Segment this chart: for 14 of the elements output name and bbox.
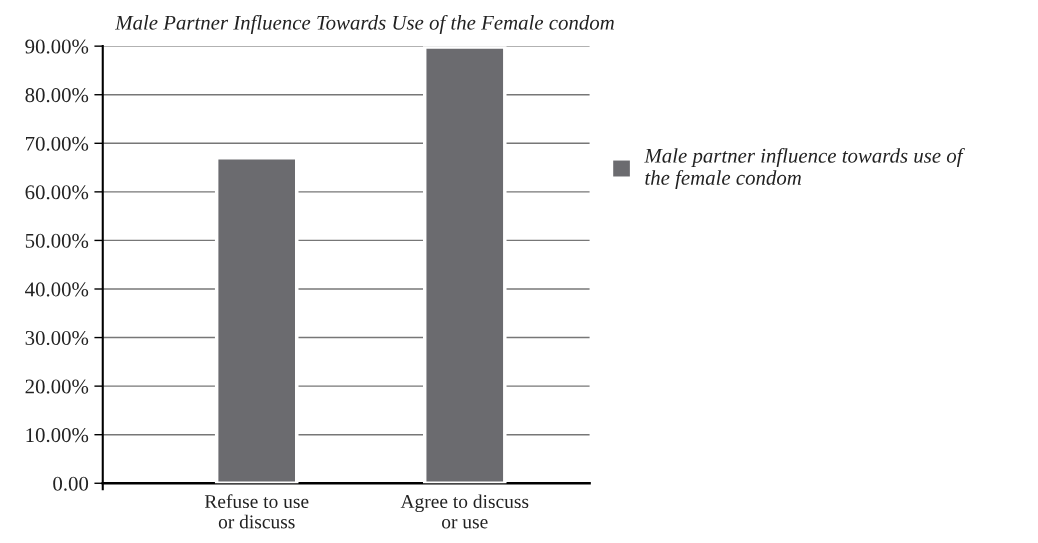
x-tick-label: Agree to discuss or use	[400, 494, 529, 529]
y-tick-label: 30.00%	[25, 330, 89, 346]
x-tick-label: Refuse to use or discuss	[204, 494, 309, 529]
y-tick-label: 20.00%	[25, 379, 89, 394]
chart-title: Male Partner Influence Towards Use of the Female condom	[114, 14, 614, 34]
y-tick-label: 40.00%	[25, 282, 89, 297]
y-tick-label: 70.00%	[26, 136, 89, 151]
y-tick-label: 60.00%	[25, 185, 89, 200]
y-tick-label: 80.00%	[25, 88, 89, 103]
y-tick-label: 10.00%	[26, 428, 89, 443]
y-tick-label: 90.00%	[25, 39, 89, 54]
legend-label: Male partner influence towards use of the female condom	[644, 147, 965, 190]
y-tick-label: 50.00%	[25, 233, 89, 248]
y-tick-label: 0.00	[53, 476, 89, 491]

---

*TASK STATEMENT*.
Can you update the entries above so that every "x-tick-label" reads "category-label", with everything else unchanged and the picture left out?

*EXERCISE ANSWER*.
Segment this chart: for 14 of the elements output name and bbox.
category-label: Agree to discuss or use	[400, 494, 529, 529]
y-tick-label: 30.00%	[25, 330, 89, 346]
category-label: Refuse to use or discuss	[204, 494, 309, 529]
y-tick-label: 20.00%	[25, 379, 89, 394]
chart-title: Male Partner Influence Towards Use of the Female condom	[114, 14, 614, 34]
y-tick-label: 40.00%	[25, 282, 89, 297]
y-tick-label: 70.00%	[26, 136, 89, 151]
y-tick-label: 60.00%	[25, 185, 89, 200]
y-tick-label: 80.00%	[25, 88, 89, 103]
y-tick-label: 10.00%	[26, 428, 89, 443]
y-tick-label: 90.00%	[25, 39, 89, 54]
legend-label: Male partner influence towards use of the female condom	[644, 147, 965, 190]
y-tick-label: 50.00%	[25, 233, 89, 248]
y-tick-label: 0.00	[53, 476, 89, 491]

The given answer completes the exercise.